● Extracted text:
OPEC warns of global supply shock if EU sanctions Russian oil
OPEC has warned the European Union (EU) sanctions on Russian fossil fuels could create one of the worst global oil supply shocks in history.
Officials from both groups held talks in Vienna, with the EU weighing up a ban on Russian oil following its restrictions on coal imports.
Representatives from the cartel told its EU counterparts it would be impossible to replace those volumes with alternative supplies, and signalled it would not pump more oil beyond its current commitments.
OPEC’s secretary general Mohammad Barkindo fears a potential loss of more than 7m barrels per day of Russian oil from current and future sanctions.
In notes for an upcoming speech seen by news agency Reuters, he said: “”Considering the current demand outlook, it would be nearly impossible to replace a loss in volumes of this magnitude.”
He also argued that highly volatile market was a consequence of “non-fundamental factors” outside OPEC’s control – such as geopolitical tensions and supply chain chaos caused by the pandemic.
EU remains split on oil sanctions
The gloomy forecasts from OPEC follow reports from the International Energy Agency (IEA) three million barrels of Russian oil could be excluded from global markets – causing shortfalls during the second and third quarters of this year.
Brent Crude prices rose to 14-year highs last month – peaking at $139 per barrel – following Russia’s invasion of Ukraine amid multiple rallies driven by fears of supply shortages.
However, pledges from the US and IEA to pump 240m barrels of crude oil to cool prices caused both major benchmarks to drop below the $100 milestone last week.

● Apply what you read:
1 - Answer these questions using the article on OPEC's warning about EU sanctions on Russian oil:
(a) In which city did OPEC and EU officials hold talks?
(b) How large a loss of Russian oil does Mohammad Barkindo fear from current and future sanctions?
(c) At what price per barrel did Brent Crude peak last month?
2 - Resume the article on OPEC's warning about EU sanctions on Russian oil, picking up after its final sentence.

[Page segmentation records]
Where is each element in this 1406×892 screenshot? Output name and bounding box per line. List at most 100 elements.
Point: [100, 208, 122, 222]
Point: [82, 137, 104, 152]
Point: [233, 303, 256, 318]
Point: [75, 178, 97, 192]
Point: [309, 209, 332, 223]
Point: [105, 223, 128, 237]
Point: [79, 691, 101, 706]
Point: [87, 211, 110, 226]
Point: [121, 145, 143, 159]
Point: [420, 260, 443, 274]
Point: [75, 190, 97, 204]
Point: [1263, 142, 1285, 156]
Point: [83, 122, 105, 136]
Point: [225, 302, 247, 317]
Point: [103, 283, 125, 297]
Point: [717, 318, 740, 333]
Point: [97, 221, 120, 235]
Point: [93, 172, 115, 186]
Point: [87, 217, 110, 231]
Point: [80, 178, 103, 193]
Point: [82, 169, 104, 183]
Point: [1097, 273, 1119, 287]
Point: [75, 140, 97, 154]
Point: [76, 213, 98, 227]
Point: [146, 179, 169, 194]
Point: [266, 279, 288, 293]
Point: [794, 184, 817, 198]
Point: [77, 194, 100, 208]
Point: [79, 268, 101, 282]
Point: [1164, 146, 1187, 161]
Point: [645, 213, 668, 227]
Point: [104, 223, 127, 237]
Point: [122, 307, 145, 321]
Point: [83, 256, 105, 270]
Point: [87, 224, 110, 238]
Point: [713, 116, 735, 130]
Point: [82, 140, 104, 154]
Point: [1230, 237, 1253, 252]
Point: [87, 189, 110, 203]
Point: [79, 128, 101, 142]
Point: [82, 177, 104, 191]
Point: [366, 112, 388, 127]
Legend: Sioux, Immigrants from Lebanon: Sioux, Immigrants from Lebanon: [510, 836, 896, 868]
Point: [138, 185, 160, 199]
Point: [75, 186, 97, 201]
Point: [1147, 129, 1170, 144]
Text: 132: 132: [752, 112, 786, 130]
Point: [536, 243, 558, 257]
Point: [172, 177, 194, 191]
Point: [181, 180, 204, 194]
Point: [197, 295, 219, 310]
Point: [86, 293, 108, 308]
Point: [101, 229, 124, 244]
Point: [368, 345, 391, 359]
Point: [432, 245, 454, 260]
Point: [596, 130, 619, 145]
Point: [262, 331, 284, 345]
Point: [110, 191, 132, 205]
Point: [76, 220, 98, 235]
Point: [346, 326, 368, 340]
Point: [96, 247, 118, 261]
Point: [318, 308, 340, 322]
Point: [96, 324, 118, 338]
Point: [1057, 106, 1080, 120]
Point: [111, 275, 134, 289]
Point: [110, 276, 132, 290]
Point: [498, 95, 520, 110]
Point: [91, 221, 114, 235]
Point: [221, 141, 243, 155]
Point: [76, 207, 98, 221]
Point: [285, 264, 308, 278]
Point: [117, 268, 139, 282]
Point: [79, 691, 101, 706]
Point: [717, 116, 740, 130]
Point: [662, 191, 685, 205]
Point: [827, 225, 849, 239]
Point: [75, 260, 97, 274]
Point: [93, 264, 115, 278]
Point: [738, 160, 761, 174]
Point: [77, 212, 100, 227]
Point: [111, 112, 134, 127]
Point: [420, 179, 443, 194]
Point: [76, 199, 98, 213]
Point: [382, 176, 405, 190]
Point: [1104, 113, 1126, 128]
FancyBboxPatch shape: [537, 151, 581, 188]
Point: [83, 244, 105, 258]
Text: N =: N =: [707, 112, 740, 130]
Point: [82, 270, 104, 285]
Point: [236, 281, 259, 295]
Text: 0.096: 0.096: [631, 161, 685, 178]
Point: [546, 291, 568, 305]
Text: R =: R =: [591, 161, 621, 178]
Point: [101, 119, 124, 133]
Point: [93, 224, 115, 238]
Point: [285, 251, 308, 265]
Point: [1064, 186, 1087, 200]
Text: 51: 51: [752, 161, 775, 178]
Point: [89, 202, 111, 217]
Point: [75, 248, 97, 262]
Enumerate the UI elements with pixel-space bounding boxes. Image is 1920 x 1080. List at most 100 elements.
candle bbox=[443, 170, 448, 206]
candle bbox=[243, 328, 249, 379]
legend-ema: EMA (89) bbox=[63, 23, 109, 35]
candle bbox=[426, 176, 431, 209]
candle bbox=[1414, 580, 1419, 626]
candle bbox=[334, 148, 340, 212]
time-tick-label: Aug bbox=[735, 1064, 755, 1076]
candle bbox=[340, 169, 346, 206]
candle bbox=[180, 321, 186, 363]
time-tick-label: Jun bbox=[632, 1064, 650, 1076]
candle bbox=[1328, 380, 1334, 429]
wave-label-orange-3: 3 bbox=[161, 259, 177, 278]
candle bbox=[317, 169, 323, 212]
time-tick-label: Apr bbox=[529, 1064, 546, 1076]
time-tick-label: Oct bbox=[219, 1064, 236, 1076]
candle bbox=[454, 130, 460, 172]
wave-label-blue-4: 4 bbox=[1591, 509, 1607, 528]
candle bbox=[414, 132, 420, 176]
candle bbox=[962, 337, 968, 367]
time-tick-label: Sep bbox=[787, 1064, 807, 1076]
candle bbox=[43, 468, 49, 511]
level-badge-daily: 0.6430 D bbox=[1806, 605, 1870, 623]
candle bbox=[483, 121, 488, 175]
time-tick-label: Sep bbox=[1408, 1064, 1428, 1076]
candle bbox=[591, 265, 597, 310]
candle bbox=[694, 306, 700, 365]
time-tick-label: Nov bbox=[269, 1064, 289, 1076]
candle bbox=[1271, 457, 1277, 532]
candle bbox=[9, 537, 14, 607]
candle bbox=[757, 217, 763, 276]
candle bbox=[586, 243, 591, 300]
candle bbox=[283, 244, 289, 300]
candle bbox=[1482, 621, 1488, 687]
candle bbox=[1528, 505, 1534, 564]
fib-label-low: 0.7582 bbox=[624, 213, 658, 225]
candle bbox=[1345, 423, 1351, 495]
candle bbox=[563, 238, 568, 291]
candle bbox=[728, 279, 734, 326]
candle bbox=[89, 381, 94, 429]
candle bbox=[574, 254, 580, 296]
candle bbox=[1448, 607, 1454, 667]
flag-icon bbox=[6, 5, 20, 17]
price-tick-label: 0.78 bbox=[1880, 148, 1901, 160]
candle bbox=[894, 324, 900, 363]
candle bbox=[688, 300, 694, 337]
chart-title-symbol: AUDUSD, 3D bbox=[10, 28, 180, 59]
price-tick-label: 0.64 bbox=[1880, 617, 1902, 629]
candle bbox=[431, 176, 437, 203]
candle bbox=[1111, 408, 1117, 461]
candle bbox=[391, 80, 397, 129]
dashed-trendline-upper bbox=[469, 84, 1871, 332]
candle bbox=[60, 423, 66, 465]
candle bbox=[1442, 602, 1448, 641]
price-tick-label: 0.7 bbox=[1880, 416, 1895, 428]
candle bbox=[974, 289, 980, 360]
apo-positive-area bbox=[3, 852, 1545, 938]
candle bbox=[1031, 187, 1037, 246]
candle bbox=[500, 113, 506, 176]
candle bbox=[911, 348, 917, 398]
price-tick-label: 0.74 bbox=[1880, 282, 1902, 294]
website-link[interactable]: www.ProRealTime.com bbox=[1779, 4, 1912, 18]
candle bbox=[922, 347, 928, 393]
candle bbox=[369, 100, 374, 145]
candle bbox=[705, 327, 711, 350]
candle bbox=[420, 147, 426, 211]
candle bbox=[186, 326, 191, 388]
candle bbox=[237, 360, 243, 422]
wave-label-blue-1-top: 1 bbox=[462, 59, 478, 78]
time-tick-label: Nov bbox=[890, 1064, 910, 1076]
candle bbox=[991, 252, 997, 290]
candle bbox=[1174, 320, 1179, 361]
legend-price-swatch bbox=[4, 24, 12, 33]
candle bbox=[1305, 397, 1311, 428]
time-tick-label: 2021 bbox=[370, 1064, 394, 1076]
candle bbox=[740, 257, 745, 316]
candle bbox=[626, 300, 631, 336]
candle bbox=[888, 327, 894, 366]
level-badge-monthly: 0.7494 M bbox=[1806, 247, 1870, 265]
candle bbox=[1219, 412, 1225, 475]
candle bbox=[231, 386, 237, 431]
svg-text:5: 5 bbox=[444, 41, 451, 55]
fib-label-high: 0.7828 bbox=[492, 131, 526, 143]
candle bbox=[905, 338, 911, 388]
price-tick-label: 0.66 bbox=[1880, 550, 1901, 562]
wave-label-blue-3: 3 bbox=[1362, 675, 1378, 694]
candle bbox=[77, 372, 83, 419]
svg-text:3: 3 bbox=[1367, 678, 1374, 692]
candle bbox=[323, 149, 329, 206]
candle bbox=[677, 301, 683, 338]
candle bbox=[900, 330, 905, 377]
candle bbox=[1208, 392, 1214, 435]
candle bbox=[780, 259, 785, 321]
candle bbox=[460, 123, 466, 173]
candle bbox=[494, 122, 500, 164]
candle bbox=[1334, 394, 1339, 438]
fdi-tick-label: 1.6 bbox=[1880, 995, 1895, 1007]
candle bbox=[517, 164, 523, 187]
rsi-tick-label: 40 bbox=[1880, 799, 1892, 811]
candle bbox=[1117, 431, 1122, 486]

● Results:
1 -
(a) Vienna.
(b) More than 7m barrels per day.
(c) $139 per barrel.

2 -
OPEC’s refusal to ramp up production this week is not a surprise, and with calls from US, UK and the IEA in recent months to boost its production levels also falling on deaf ears.
The organisation and its producer allies such as Russia (OPEC+) are sticking to modest pledges to increase output by around 432,000 barrels per day in May, as part of a gradual unwinding of output cuts made during pandemic.
However, it has persistently failed to reach raised production levels in the past six months, with multiple members failing to hit required quotas.
During the meeting yesterday, EU representatives pointed out OPEC has a responsibility to ensure balanced oil markets.
It also told OPEC the cartel should provide more production from its spare capacity.
The EU expects its oil use to decrease 30 per cent by 2030 from 2015 levels, under its planned policies to fight climate change.
However, the bloc is also considering an immediate ban or phasing down of Kremlin-backed oil imports, in line with its pledge to discontinue Russian coal imports from mid-August.
The European Commission is drafting proposals for an embargo – which has received the backing from countries such as Ireland and Lithuania.
The continent remains split on the proposal – which requires unanimity to be passed – with Germany and Austria triggering emergency gas measures this month to ease fears of shortages.
Can the EU afford to cut off Russian oil supplies?
European think tank Bruegel warned last month the EU would need to reduce demand alongside importing oil from overseas partners to mitigate the effect of losing Russian oil supplies.
It said: “The focus should be on cutting proactively rather than boosting demand. This will calm markets and allow supply and demand to meet at a more reasonable price.”
“EU and other OECD countries should swiftly enact coordinated plans to reduce demand. Analogies with actions taken during the Second World War or the 1973 OPEC oil embargo are not far-fetched. “
Bruegel also argued it would be hard to reroute crude and oil products inside the EU without Russian routes, and that its refineries would be less efficient with oil imports from other countries such as Iran and the UAE.
Instead of a full-on ban, it has called for the EU to impose price caps and taxes on energy imports from Russia.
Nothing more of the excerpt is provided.